▸ Input material:
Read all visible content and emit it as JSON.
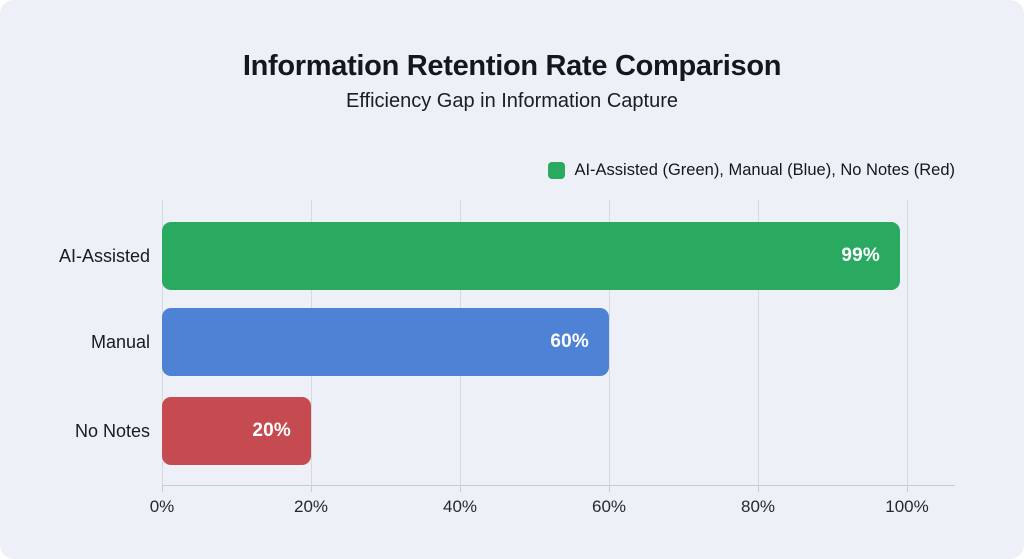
{
  "chart": {
    "title": "Information Retention Rate Comparison",
    "subtitle": "Efficiency Gap in Information Capture",
    "legend": {
      "label": "AI-Assisted (Green), Manual (Blue), No Notes (Red)",
      "swatch_color": "#2aa960"
    }
  },
  "chart_data": {
    "type": "bar",
    "orientation": "horizontal",
    "title": "Information Retention Rate Comparison",
    "subtitle": "Efficiency Gap in Information Capture",
    "categories": [
      "AI-Assisted",
      "Manual",
      "No Notes"
    ],
    "values": [
      99,
      60,
      20
    ],
    "value_labels": [
      "99%",
      "60%",
      "20%"
    ],
    "bar_colors": [
      "#2aa960",
      "#4d82d4",
      "#c54b50"
    ],
    "xlabel": "",
    "ylabel": "",
    "xlim": [
      0,
      100
    ],
    "x_ticks": [
      0,
      20,
      40,
      60,
      80,
      100
    ],
    "x_tick_labels": [
      "0%",
      "20%",
      "40%",
      "60%",
      "80%",
      "100%"
    ],
    "grid": "vertical-gridlines-on",
    "legend_position": "top-right",
    "value_label_position": "inside-end",
    "value_label_color": "#ffffff"
  },
  "colors": {
    "card_background": "#edf1f7",
    "page_background": "#ffffff",
    "gridline": "#d6dae0",
    "axis_line": "#c8ccd2",
    "title_text": "#14171c",
    "tick_text": "#24282f"
  }
}
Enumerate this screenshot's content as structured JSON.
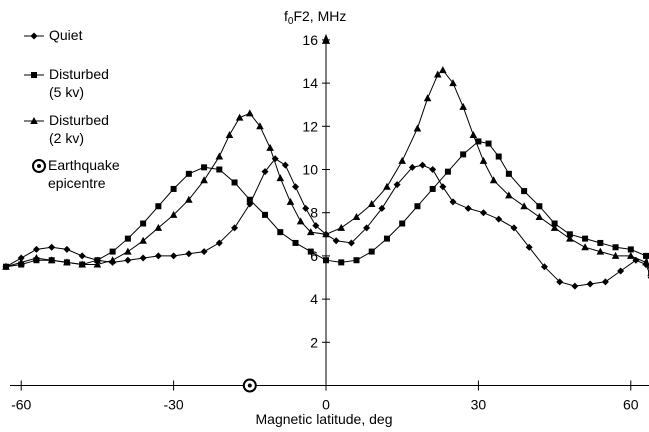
{
  "chart_data": {
    "type": "line",
    "xlabel": "Magnetic latitude, deg",
    "ylabel_main": "f",
    "ylabel_sub": "0",
    "ylabel_rest": "F2, MHz",
    "xlim": [
      -63,
      63
    ],
    "ylim": [
      0,
      16
    ],
    "x_ticks": [
      -60,
      -30,
      0,
      30,
      60
    ],
    "y_ticks": [
      2,
      4,
      6,
      8,
      10,
      12,
      14,
      16
    ],
    "epicentre_x": -15,
    "legend": {
      "placement": "top-left",
      "entries": [
        {
          "series": "quiet",
          "lines": [
            "Quiet"
          ],
          "marker": "diamond"
        },
        {
          "series": "dist5",
          "lines": [
            "Disturbed",
            "(5 kv)"
          ],
          "marker": "square"
        },
        {
          "series": "dist2",
          "lines": [
            "Disturbed",
            "(2 kv)"
          ],
          "marker": "triangle"
        },
        {
          "series": "epicentre",
          "lines": [
            "Earthquake",
            "epicentre"
          ],
          "marker": "target"
        }
      ]
    },
    "series": [
      {
        "name": "Quiet",
        "key": "quiet",
        "marker": "diamond",
        "points": [
          [
            -63,
            5.5
          ],
          [
            -60,
            5.9
          ],
          [
            -57,
            6.3
          ],
          [
            -54,
            6.4
          ],
          [
            -51,
            6.3
          ],
          [
            -48,
            6.0
          ],
          [
            -45,
            5.8
          ],
          [
            -42,
            5.7
          ],
          [
            -39,
            5.8
          ],
          [
            -36,
            5.9
          ],
          [
            -33,
            6.0
          ],
          [
            -30,
            6.0
          ],
          [
            -27,
            6.1
          ],
          [
            -24,
            6.2
          ],
          [
            -21,
            6.6
          ],
          [
            -18,
            7.3
          ],
          [
            -15,
            8.4
          ],
          [
            -12,
            9.9
          ],
          [
            -10,
            10.5
          ],
          [
            -8,
            10.2
          ],
          [
            -6,
            9.2
          ],
          [
            -4,
            8.2
          ],
          [
            -2,
            7.4
          ],
          [
            0,
            7.0
          ],
          [
            2,
            6.7
          ],
          [
            5,
            6.6
          ],
          [
            8,
            7.3
          ],
          [
            11,
            8.2
          ],
          [
            14,
            9.3
          ],
          [
            17,
            10.1
          ],
          [
            19,
            10.2
          ],
          [
            21,
            10.0
          ],
          [
            23,
            9.2
          ],
          [
            25,
            8.5
          ],
          [
            28,
            8.2
          ],
          [
            31,
            8.0
          ],
          [
            34,
            7.7
          ],
          [
            37,
            7.3
          ],
          [
            40,
            6.4
          ],
          [
            43,
            5.5
          ],
          [
            46,
            4.8
          ],
          [
            49,
            4.6
          ],
          [
            52,
            4.7
          ],
          [
            55,
            4.8
          ],
          [
            58,
            5.3
          ],
          [
            61,
            5.8
          ],
          [
            63,
            5.6
          ],
          [
            64,
            5.0
          ]
        ]
      },
      {
        "name": "Disturbed (5 kv)",
        "key": "dist5",
        "marker": "square",
        "points": [
          [
            -63,
            5.5
          ],
          [
            -60,
            5.6
          ],
          [
            -57,
            5.8
          ],
          [
            -54,
            5.8
          ],
          [
            -51,
            5.7
          ],
          [
            -48,
            5.6
          ],
          [
            -45,
            5.8
          ],
          [
            -42,
            6.2
          ],
          [
            -39,
            6.8
          ],
          [
            -36,
            7.5
          ],
          [
            -33,
            8.3
          ],
          [
            -30,
            9.1
          ],
          [
            -27,
            9.8
          ],
          [
            -24,
            10.1
          ],
          [
            -21,
            10.0
          ],
          [
            -18,
            9.4
          ],
          [
            -15,
            8.6
          ],
          [
            -12,
            7.9
          ],
          [
            -9,
            7.1
          ],
          [
            -6,
            6.6
          ],
          [
            -3,
            6.2
          ],
          [
            0,
            5.8
          ],
          [
            3,
            5.7
          ],
          [
            6,
            5.8
          ],
          [
            9,
            6.2
          ],
          [
            12,
            6.8
          ],
          [
            15,
            7.5
          ],
          [
            18,
            8.3
          ],
          [
            21,
            9.1
          ],
          [
            24,
            9.9
          ],
          [
            27,
            10.7
          ],
          [
            30,
            11.3
          ],
          [
            32,
            11.2
          ],
          [
            34,
            10.6
          ],
          [
            36,
            9.8
          ],
          [
            39,
            9.0
          ],
          [
            42,
            8.3
          ],
          [
            45,
            7.5
          ],
          [
            48,
            7.0
          ],
          [
            51,
            6.8
          ],
          [
            54,
            6.6
          ],
          [
            57,
            6.4
          ],
          [
            60,
            6.3
          ],
          [
            63,
            6.0
          ],
          [
            64,
            5.2
          ]
        ]
      },
      {
        "name": "Disturbed (2 kv)",
        "key": "dist2",
        "marker": "triangle",
        "points": [
          [
            -63,
            5.5
          ],
          [
            -60,
            5.7
          ],
          [
            -57,
            5.9
          ],
          [
            -54,
            5.8
          ],
          [
            -51,
            5.7
          ],
          [
            -48,
            5.6
          ],
          [
            -45,
            5.6
          ],
          [
            -42,
            5.8
          ],
          [
            -39,
            6.2
          ],
          [
            -36,
            6.7
          ],
          [
            -33,
            7.3
          ],
          [
            -30,
            7.9
          ],
          [
            -27,
            8.6
          ],
          [
            -24,
            9.5
          ],
          [
            -21,
            10.6
          ],
          [
            -19,
            11.6
          ],
          [
            -17,
            12.4
          ],
          [
            -15,
            12.6
          ],
          [
            -13,
            12.0
          ],
          [
            -11,
            11.0
          ],
          [
            -9,
            9.6
          ],
          [
            -7,
            8.5
          ],
          [
            -5,
            7.6
          ],
          [
            -3,
            7.1
          ],
          [
            0,
            7.0
          ],
          [
            3,
            7.3
          ],
          [
            6,
            7.8
          ],
          [
            9,
            8.4
          ],
          [
            12,
            9.2
          ],
          [
            15,
            10.4
          ],
          [
            18,
            11.9
          ],
          [
            20,
            13.3
          ],
          [
            22,
            14.4
          ],
          [
            23,
            14.6
          ],
          [
            25,
            14.0
          ],
          [
            27,
            12.9
          ],
          [
            29,
            11.6
          ],
          [
            31,
            10.4
          ],
          [
            33,
            9.5
          ],
          [
            36,
            8.8
          ],
          [
            39,
            8.3
          ],
          [
            42,
            7.8
          ],
          [
            45,
            7.3
          ],
          [
            48,
            6.8
          ],
          [
            51,
            6.4
          ],
          [
            54,
            6.2
          ],
          [
            57,
            6.0
          ],
          [
            60,
            6.0
          ],
          [
            63,
            5.7
          ],
          [
            64,
            5.2
          ]
        ]
      }
    ],
    "colors": {
      "axis": "#000000",
      "series": "#000000",
      "background": "#ffffff"
    },
    "grid": false
  }
}
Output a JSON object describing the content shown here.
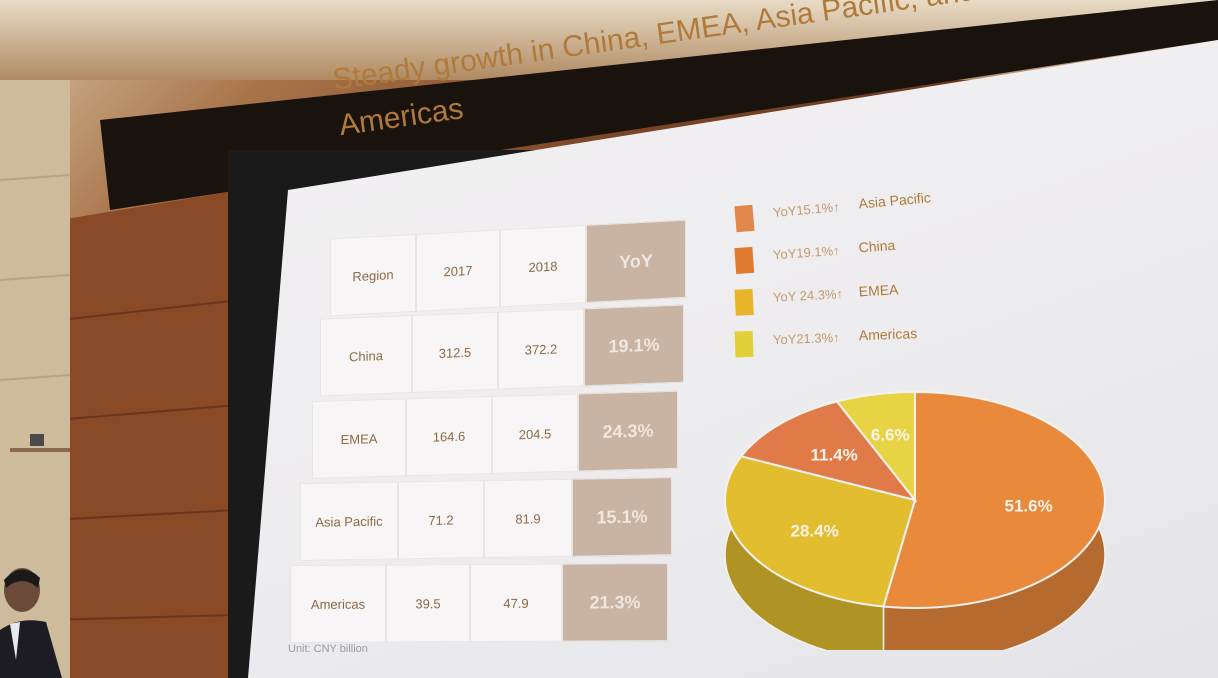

▸ What you are asked to do: Extract every line containing the string "JSON" from the material.

▸ Completed task:
Read all visible content and emit it as JSON.
Enumerate this screenshot's content as structured JSON.
Output a JSON object describing the content shown here.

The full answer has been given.